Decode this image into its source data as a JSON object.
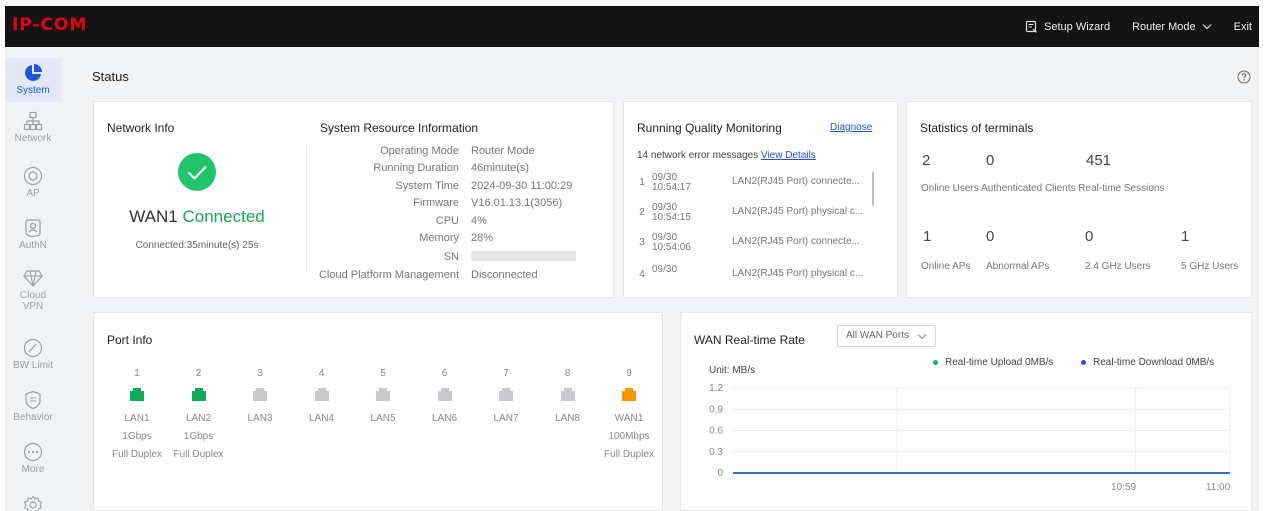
{
  "header": {
    "logo": "IP-COM",
    "setup_wizard": "Setup Wizard",
    "router_mode": "Router Mode",
    "exit": "Exit"
  },
  "sidebar": {
    "items": [
      {
        "label": "System",
        "icon": "pie-chart-icon"
      },
      {
        "label": "Network",
        "icon": "network-icon"
      },
      {
        "label": "AP",
        "icon": "ap-icon"
      },
      {
        "label": "AuthN",
        "icon": "auth-icon"
      },
      {
        "label": "Cloud",
        "label2": "VPN",
        "icon": "cloud-vpn-icon"
      },
      {
        "label": "BW Limit",
        "icon": "gauge-icon"
      },
      {
        "label": "Behavior",
        "icon": "shield-icon"
      },
      {
        "label": "More",
        "icon": "more-icon"
      }
    ]
  },
  "page": {
    "title": "Status"
  },
  "network_info": {
    "title": "Network Info",
    "wan_label": "WAN1",
    "status": "Connected",
    "duration": "Connected:35minute(s) 25s"
  },
  "system_resource": {
    "title": "System Resource Information",
    "rows": [
      {
        "key": "Operating Mode",
        "value": "Router Mode"
      },
      {
        "key": "Running Duration",
        "value": "46minute(s)"
      },
      {
        "key": "System Time",
        "value": "2024-09-30 11:00:29"
      },
      {
        "key": "Firmware",
        "value": "V16.01.13.1(3056)"
      },
      {
        "key": "CPU",
        "value": "4%"
      },
      {
        "key": "Memory",
        "value": "28%"
      },
      {
        "key": "SN",
        "value": ""
      },
      {
        "key": "Cloud Platform Management",
        "value": "Disconnected"
      }
    ]
  },
  "running_quality": {
    "title": "Running Quality Monitoring",
    "diagnose": "Diagnose",
    "summary": "14 network error messages",
    "view_details": "View Details",
    "entries": [
      {
        "num": "1",
        "date": "09/30",
        "time": "10:54:17",
        "msg": "LAN2(RJ45 Port) connecte..."
      },
      {
        "num": "2",
        "date": "09/30",
        "time": "10:54:15",
        "msg": "LAN2(RJ45 Port) physical c..."
      },
      {
        "num": "3",
        "date": "09/30",
        "time": "10:54:06",
        "msg": "LAN2(RJ45 Port) connecte..."
      },
      {
        "num": "4",
        "date": "09/30",
        "time": "",
        "msg": "LAN2(RJ45 Port) physical c..."
      }
    ]
  },
  "terminals": {
    "title": "Statistics of terminals",
    "online_users": "2",
    "auth_clients": "0",
    "sessions": "451",
    "row1_label": "Online Users Authenticated Clients Real-time Sessions",
    "online_aps": "1",
    "abnormal_aps": "0",
    "users_24": "0",
    "users_5": "1",
    "online_aps_label": "Online APs",
    "abnormal_aps_label": "Abnormal APs",
    "users_24_label": "2.4 GHz Users",
    "users_5_label": "5 GHz Users"
  },
  "port_info": {
    "title": "Port Info",
    "ports": [
      {
        "num": "1",
        "name": "LAN1",
        "speed": "1Gbps",
        "duplex": "Full Duplex",
        "state": "lan-up",
        "color": "#12a85c"
      },
      {
        "num": "2",
        "name": "LAN2",
        "speed": "1Gbps",
        "duplex": "Full Duplex",
        "state": "lan-up",
        "color": "#12a85c"
      },
      {
        "num": "3",
        "name": "LAN3",
        "speed": "",
        "duplex": "",
        "state": "down",
        "color": "#c8c9cc"
      },
      {
        "num": "4",
        "name": "LAN4",
        "speed": "",
        "duplex": "",
        "state": "down",
        "color": "#c8c9cc"
      },
      {
        "num": "5",
        "name": "LAN5",
        "speed": "",
        "duplex": "",
        "state": "down",
        "color": "#c8c9cc"
      },
      {
        "num": "6",
        "name": "LAN6",
        "speed": "",
        "duplex": "",
        "state": "down",
        "color": "#c8c9cc"
      },
      {
        "num": "7",
        "name": "LAN7",
        "speed": "",
        "duplex": "",
        "state": "down",
        "color": "#c8c9cc"
      },
      {
        "num": "8",
        "name": "LAN8",
        "speed": "",
        "duplex": "",
        "state": "down",
        "color": "#c8c9cc"
      },
      {
        "num": "9",
        "name": "WAN1",
        "speed": "100Mbps",
        "duplex": "Full Duplex",
        "state": "wan-up",
        "color": "#f39800"
      }
    ]
  },
  "wan_rate": {
    "title": "WAN Real-time Rate",
    "select": "All WAN Ports",
    "unit": "Unit: MB/s",
    "upload_legend": "Real-time Upload 0MB/s",
    "download_legend": "Real-time Download 0MB/s",
    "upload_color": "#17b26a",
    "download_color": "#1e57d8"
  },
  "chart_data": {
    "type": "line",
    "ylabel": "Unit: MB/s",
    "ylim": [
      0,
      1.2
    ],
    "yticks": [
      "1.2",
      "0.9",
      "0.6",
      "0.3",
      "0"
    ],
    "xticks": [
      "10:59",
      "11:00"
    ],
    "grid": true,
    "legend": "top-right",
    "series": [
      {
        "name": "Real-time Upload 0MB/s",
        "values": [
          0,
          0,
          0,
          0,
          0,
          0
        ],
        "color": "#17b26a"
      },
      {
        "name": "Real-time Download 0MB/s",
        "values": [
          0,
          0,
          0,
          0,
          0,
          0
        ],
        "color": "#1e57d8"
      }
    ]
  }
}
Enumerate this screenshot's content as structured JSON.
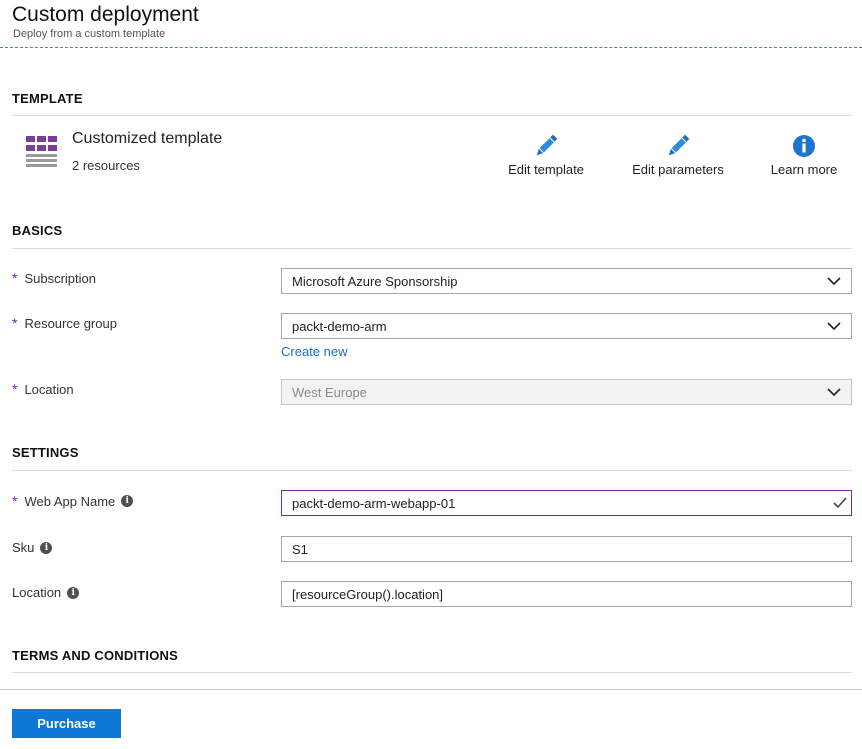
{
  "header": {
    "title": "Custom deployment",
    "subtitle": "Deploy from a custom template"
  },
  "template": {
    "section_title": "TEMPLATE",
    "name": "Customized template",
    "resource_count": "2 resources",
    "icon": "template-grid-icon",
    "actions": [
      {
        "label": "Edit template",
        "icon": "pencil-icon"
      },
      {
        "label": "Edit parameters",
        "icon": "pencil-icon"
      },
      {
        "label": "Learn more",
        "icon": "info-icon"
      }
    ]
  },
  "basics": {
    "section_title": "BASICS",
    "subscription": {
      "label": "Subscription",
      "value": "Microsoft Azure Sponsorship"
    },
    "resource_group": {
      "label": "Resource group",
      "value": "packt-demo-arm",
      "create_new": "Create new"
    },
    "location": {
      "label": "Location",
      "value": "West Europe"
    }
  },
  "settings": {
    "section_title": "SETTINGS",
    "web_app_name": {
      "label": "Web App Name",
      "value": "packt-demo-arm-webapp-01"
    },
    "sku": {
      "label": "Sku",
      "value": "S1"
    },
    "location": {
      "label": "Location",
      "value": "[resourceGroup().location]"
    }
  },
  "terms": {
    "section_title": "TERMS AND CONDITIONS"
  },
  "footer": {
    "purchase_label": "Purchase"
  },
  "colors": {
    "accent_blue": "#0f78d4",
    "required_purple": "#7a1fa2",
    "link_blue": "#1a6dc2"
  }
}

━━━━

## Exercise brief
All the lines above are to be reproduced exactly, except the pictures.

## Task response
Decode this image into its source data as a JSON object.
{
  "header": {
    "logo": "IP-COM",
    "setup_wizard": "Setup Wizard",
    "router_mode": "Router Mode",
    "exit": "Exit"
  },
  "sidebar": {
    "items": [
      {
        "label": "System",
        "icon": "pie-chart-icon"
      },
      {
        "label": "Network",
        "icon": "network-icon"
      },
      {
        "label": "AP",
        "icon": "ap-icon"
      },
      {
        "label": "AuthN",
        "icon": "auth-icon"
      },
      {
        "label": "Cloud",
        "label2": "VPN",
        "icon": "cloud-vpn-icon"
      },
      {
        "label": "BW Limit",
        "icon": "gauge-icon"
      },
      {
        "label": "Behavior",
        "icon": "shield-icon"
      },
      {
        "label": "More",
        "icon": "more-icon"
      }
    ]
  },
  "page": {
    "title": "Status"
  },
  "network_info": {
    "title": "Network Info",
    "wan_label": "WAN1",
    "status": "Connected",
    "duration": "Connected:35minute(s) 25s"
  },
  "system_resource": {
    "title": "System Resource Information",
    "rows": [
      {
        "key": "Operating Mode",
        "value": "Router Mode"
      },
      {
        "key": "Running Duration",
        "value": "46minute(s)"
      },
      {
        "key": "System Time",
        "value": "2024-09-30 11:00:29"
      },
      {
        "key": "Firmware",
        "value": "V16.01.13.1(3056)"
      },
      {
        "key": "CPU",
        "value": "4%"
      },
      {
        "key": "Memory",
        "value": "28%"
      },
      {
        "key": "SN",
        "value": ""
      },
      {
        "key": "Cloud Platform Management",
        "value": "Disconnected"
      }
    ]
  },
  "running_quality": {
    "title": "Running Quality Monitoring",
    "diagnose": "Diagnose",
    "summary": "14 network error messages",
    "view_details": "View Details",
    "entries": [
      {
        "num": "1",
        "date": "09/30",
        "time": "10:54:17",
        "msg": "LAN2(RJ45 Port) connecte..."
      },
      {
        "num": "2",
        "date": "09/30",
        "time": "10:54:15",
        "msg": "LAN2(RJ45 Port) physical c..."
      },
      {
        "num": "3",
        "date": "09/30",
        "time": "10:54:06",
        "msg": "LAN2(RJ45 Port) connecte..."
      },
      {
        "num": "4",
        "date": "09/30",
        "time": "",
        "msg": "LAN2(RJ45 Port) physical c..."
      }
    ]
  },
  "terminals": {
    "title": "Statistics of terminals",
    "online_users": "2",
    "auth_clients": "0",
    "sessions": "451",
    "row1_label": "Online Users Authenticated Clients Real-time Sessions",
    "online_aps": "1",
    "abnormal_aps": "0",
    "users_24": "0",
    "users_5": "1",
    "online_aps_label": "Online APs",
    "abnormal_aps_label": "Abnormal APs",
    "users_24_label": "2.4 GHz Users",
    "users_5_label": "5 GHz Users"
  },
  "port_info": {
    "title": "Port Info",
    "ports": [
      {
        "num": "1",
        "name": "LAN1",
        "speed": "1Gbps",
        "duplex": "Full Duplex",
        "state": "lan-up",
        "color": "#12a85c"
      },
      {
        "num": "2",
        "name": "LAN2",
        "speed": "1Gbps",
        "duplex": "Full Duplex",
        "state": "lan-up",
        "color": "#12a85c"
      },
      {
        "num": "3",
        "name": "LAN3",
        "speed": "",
        "duplex": "",
        "state": "down",
        "color": "#c8c9cc"
      },
      {
        "num": "4",
        "name": "LAN4",
        "speed": "",
        "duplex": "",
        "state": "down",
        "color": "#c8c9cc"
      },
      {
        "num": "5",
        "name": "LAN5",
        "speed": "",
        "duplex": "",
        "state": "down",
        "color": "#c8c9cc"
      },
      {
        "num": "6",
        "name": "LAN6",
        "speed": "",
        "duplex": "",
        "state": "down",
        "color": "#c8c9cc"
      },
      {
        "num": "7",
        "name": "LAN7",
        "speed": "",
        "duplex": "",
        "state": "down",
        "color": "#c8c9cc"
      },
      {
        "num": "8",
        "name": "LAN8",
        "speed": "",
        "duplex": "",
        "state": "down",
        "color": "#c8c9cc"
      },
      {
        "num": "9",
        "name": "WAN1",
        "speed": "100Mbps",
        "duplex": "Full Duplex",
        "state": "wan-up",
        "color": "#f39800"
      }
    ]
  },
  "wan_rate": {
    "title": "WAN Real-time Rate",
    "select": "All WAN Ports",
    "unit": "Unit: MB/s",
    "upload_legend": "Real-time Upload 0MB/s",
    "download_legend": "Real-time Download 0MB/s",
    "upload_color": "#17b26a",
    "download_color": "#1e57d8"
  },
  "chart_data": {
    "type": "line",
    "ylabel": "Unit: MB/s",
    "ylim": [
      0,
      1.2
    ],
    "yticks": [
      "1.2",
      "0.9",
      "0.6",
      "0.3",
      "0"
    ],
    "xticks": [
      "10:59",
      "11:00"
    ],
    "grid": true,
    "legend": "top-right",
    "series": [
      {
        "name": "Real-time Upload 0MB/s",
        "values": [
          0,
          0,
          0,
          0,
          0,
          0
        ],
        "color": "#17b26a"
      },
      {
        "name": "Real-time Download 0MB/s",
        "values": [
          0,
          0,
          0,
          0,
          0,
          0
        ],
        "color": "#1e57d8"
      }
    ]
  }
}
Enumerate this screenshot's content as structured JSON.
{
  "header": {
    "title": "Custom deployment",
    "subtitle": "Deploy from a custom template"
  },
  "template": {
    "section_title": "TEMPLATE",
    "name": "Customized template",
    "resource_count": "2 resources",
    "icon": "template-grid-icon",
    "actions": [
      {
        "label": "Edit template",
        "icon": "pencil-icon"
      },
      {
        "label": "Edit parameters",
        "icon": "pencil-icon"
      },
      {
        "label": "Learn more",
        "icon": "info-icon"
      }
    ]
  },
  "basics": {
    "section_title": "BASICS",
    "subscription": {
      "label": "Subscription",
      "value": "Microsoft Azure Sponsorship"
    },
    "resource_group": {
      "label": "Resource group",
      "value": "packt-demo-arm",
      "create_new": "Create new"
    },
    "location": {
      "label": "Location",
      "value": "West Europe"
    }
  },
  "settings": {
    "section_title": "SETTINGS",
    "web_app_name": {
      "label": "Web App Name",
      "value": "packt-demo-arm-webapp-01"
    },
    "sku": {
      "label": "Sku",
      "value": "S1"
    },
    "location": {
      "label": "Location",
      "value": "[resourceGroup().location]"
    }
  },
  "terms": {
    "section_title": "TERMS AND CONDITIONS"
  },
  "footer": {
    "purchase_label": "Purchase"
  },
  "colors": {
    "accent_blue": "#0f78d4",
    "required_purple": "#7a1fa2",
    "link_blue": "#1a6dc2"
  }
}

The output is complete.